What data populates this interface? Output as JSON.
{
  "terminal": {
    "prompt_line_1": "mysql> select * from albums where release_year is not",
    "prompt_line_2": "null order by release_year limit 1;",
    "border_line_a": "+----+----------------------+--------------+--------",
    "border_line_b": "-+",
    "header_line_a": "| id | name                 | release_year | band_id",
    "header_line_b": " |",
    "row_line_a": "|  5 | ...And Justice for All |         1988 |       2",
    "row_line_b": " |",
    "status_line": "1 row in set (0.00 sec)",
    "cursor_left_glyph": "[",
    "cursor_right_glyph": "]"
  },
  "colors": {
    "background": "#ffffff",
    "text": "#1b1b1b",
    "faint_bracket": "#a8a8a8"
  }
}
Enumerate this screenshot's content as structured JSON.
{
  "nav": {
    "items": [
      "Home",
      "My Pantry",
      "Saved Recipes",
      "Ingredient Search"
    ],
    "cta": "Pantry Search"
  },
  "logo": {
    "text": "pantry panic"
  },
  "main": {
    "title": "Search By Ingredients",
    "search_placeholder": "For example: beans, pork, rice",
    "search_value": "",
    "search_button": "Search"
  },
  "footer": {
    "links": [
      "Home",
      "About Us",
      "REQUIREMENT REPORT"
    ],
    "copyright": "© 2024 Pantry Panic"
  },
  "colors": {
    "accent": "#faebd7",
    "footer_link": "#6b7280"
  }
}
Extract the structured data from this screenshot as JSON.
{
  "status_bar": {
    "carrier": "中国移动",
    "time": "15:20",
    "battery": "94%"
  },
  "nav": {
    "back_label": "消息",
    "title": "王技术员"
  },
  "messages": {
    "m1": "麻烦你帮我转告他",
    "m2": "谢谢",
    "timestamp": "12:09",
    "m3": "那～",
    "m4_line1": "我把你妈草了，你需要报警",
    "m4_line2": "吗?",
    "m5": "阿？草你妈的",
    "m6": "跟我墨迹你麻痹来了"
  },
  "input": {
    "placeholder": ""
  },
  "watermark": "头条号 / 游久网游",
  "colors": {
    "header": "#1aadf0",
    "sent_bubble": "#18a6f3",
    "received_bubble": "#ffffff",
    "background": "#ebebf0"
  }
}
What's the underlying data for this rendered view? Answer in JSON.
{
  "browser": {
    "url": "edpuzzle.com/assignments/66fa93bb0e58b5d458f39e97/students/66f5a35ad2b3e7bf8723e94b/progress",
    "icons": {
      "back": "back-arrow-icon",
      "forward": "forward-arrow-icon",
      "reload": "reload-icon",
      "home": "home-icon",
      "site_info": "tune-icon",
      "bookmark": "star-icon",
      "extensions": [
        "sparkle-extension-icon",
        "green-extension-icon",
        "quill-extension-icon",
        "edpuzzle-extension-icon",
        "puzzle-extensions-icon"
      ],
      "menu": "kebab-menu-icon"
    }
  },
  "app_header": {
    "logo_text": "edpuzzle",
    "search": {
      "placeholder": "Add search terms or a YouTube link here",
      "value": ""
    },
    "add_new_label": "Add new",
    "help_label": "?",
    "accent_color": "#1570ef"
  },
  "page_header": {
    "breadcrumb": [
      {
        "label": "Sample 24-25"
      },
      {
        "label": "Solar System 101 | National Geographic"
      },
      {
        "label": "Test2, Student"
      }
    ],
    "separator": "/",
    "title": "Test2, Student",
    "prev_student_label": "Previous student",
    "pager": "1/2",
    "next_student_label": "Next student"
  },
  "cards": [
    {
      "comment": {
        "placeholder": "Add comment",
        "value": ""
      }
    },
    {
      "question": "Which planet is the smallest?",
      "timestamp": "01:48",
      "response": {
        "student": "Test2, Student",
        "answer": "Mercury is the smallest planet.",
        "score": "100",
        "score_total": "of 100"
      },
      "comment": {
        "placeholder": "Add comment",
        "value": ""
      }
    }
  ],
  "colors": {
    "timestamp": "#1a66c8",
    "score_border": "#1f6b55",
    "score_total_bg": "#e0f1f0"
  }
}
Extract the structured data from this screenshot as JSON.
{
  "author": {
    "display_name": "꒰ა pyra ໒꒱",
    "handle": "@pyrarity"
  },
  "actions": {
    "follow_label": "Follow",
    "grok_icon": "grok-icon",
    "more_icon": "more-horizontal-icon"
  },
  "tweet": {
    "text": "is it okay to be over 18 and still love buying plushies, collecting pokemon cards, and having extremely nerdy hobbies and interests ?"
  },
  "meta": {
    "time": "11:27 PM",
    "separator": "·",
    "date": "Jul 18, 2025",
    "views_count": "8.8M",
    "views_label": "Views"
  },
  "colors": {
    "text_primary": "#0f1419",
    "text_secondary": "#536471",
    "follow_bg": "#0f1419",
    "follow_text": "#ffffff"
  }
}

* PROBLEM TO SOLVE
Extract the full set of entries word for word.

* RESPONSE TO THIS EXERCISE
What data populates this interface? Output as JSON.
{
  "terminal": {
    "prompt_line_1": "mysql> select * from albums where release_year is not",
    "prompt_line_2": "null order by release_year limit 1;",
    "border_line_a": "+----+----------------------+--------------+--------",
    "border_line_b": "-+",
    "header_line_a": "| id | name                 | release_year | band_id",
    "header_line_b": " |",
    "row_line_a": "|  5 | ...And Justice for All |         1988 |       2",
    "row_line_b": " |",
    "status_line": "1 row in set (0.00 sec)",
    "cursor_left_glyph": "[",
    "cursor_right_glyph": "]"
  },
  "colors": {
    "background": "#ffffff",
    "text": "#1b1b1b",
    "faint_bracket": "#a8a8a8"
  }
}
Enumerate this screenshot's content as structured JSON.
{
  "nav": {
    "items": [
      "Home",
      "My Pantry",
      "Saved Recipes",
      "Ingredient Search"
    ],
    "cta": "Pantry Search"
  },
  "logo": {
    "text": "pantry panic"
  },
  "main": {
    "title": "Search By Ingredients",
    "search_placeholder": "For example: beans, pork, rice",
    "search_value": "",
    "search_button": "Search"
  },
  "footer": {
    "links": [
      "Home",
      "About Us",
      "REQUIREMENT REPORT"
    ],
    "copyright": "© 2024 Pantry Panic"
  },
  "colors": {
    "accent": "#faebd7",
    "footer_link": "#6b7280"
  }
}
Extract the structured data from this screenshot as JSON.
{
  "status_bar": {
    "carrier": "中国移动",
    "time": "15:20",
    "battery": "94%"
  },
  "nav": {
    "back_label": "消息",
    "title": "王技术员"
  },
  "messages": {
    "m1": "麻烦你帮我转告他",
    "m2": "谢谢",
    "timestamp": "12:09",
    "m3": "那～",
    "m4_line1": "我把你妈草了，你需要报警",
    "m4_line2": "吗?",
    "m5": "阿？草你妈的",
    "m6": "跟我墨迹你麻痹来了"
  },
  "input": {
    "placeholder": ""
  },
  "watermark": "头条号 / 游久网游",
  "colors": {
    "header": "#1aadf0",
    "sent_bubble": "#18a6f3",
    "received_bubble": "#ffffff",
    "background": "#ebebf0"
  }
}
What's the underlying data for this rendered view? Answer in JSON.
{
  "browser": {
    "url": "edpuzzle.com/assignments/66fa93bb0e58b5d458f39e97/students/66f5a35ad2b3e7bf8723e94b/progress",
    "icons": {
      "back": "back-arrow-icon",
      "forward": "forward-arrow-icon",
      "reload": "reload-icon",
      "home": "home-icon",
      "site_info": "tune-icon",
      "bookmark": "star-icon",
      "extensions": [
        "sparkle-extension-icon",
        "green-extension-icon",
        "quill-extension-icon",
        "edpuzzle-extension-icon",
        "puzzle-extensions-icon"
      ],
      "menu": "kebab-menu-icon"
    }
  },
  "app_header": {
    "logo_text": "edpuzzle",
    "search": {
      "placeholder": "Add search terms or a YouTube link here",
      "value": ""
    },
    "add_new_label": "Add new",
    "help_label": "?",
    "accent_color": "#1570ef"
  },
  "page_header": {
    "breadcrumb": [
      {
        "label": "Sample 24-25"
      },
      {
        "label": "Solar System 101 | National Geographic"
      },
      {
        "label": "Test2, Student"
      }
    ],
    "separator": "/",
    "title": "Test2, Student",
    "prev_student_label": "Previous student",
    "pager": "1/2",
    "next_student_label": "Next student"
  },
  "cards": [
    {
      "comment": {
        "placeholder": "Add comment",
        "value": ""
      }
    },
    {
      "question": "Which planet is the smallest?",
      "timestamp": "01:48",
      "response": {
        "student": "Test2, Student",
        "answer": "Mercury is the smallest planet.",
        "score": "100",
        "score_total": "of 100"
      },
      "comment": {
        "placeholder": "Add comment",
        "value": ""
      }
    }
  ],
  "colors": {
    "timestamp": "#1a66c8",
    "score_border": "#1f6b55",
    "score_total_bg": "#e0f1f0"
  }
}
Extract the structured data from this screenshot as JSON.
{
  "author": {
    "display_name": "꒰ა pyra ໒꒱",
    "handle": "@pyrarity"
  },
  "actions": {
    "follow_label": "Follow",
    "grok_icon": "grok-icon",
    "more_icon": "more-horizontal-icon"
  },
  "tweet": {
    "text": "is it okay to be over 18 and still love buying plushies, collecting pokemon cards, and having extremely nerdy hobbies and interests ?"
  },
  "meta": {
    "time": "11:27 PM",
    "separator": "·",
    "date": "Jul 18, 2025",
    "views_count": "8.8M",
    "views_label": "Views"
  },
  "colors": {
    "text_primary": "#0f1419",
    "text_secondary": "#536471",
    "follow_bg": "#0f1419",
    "follow_text": "#ffffff"
  }
}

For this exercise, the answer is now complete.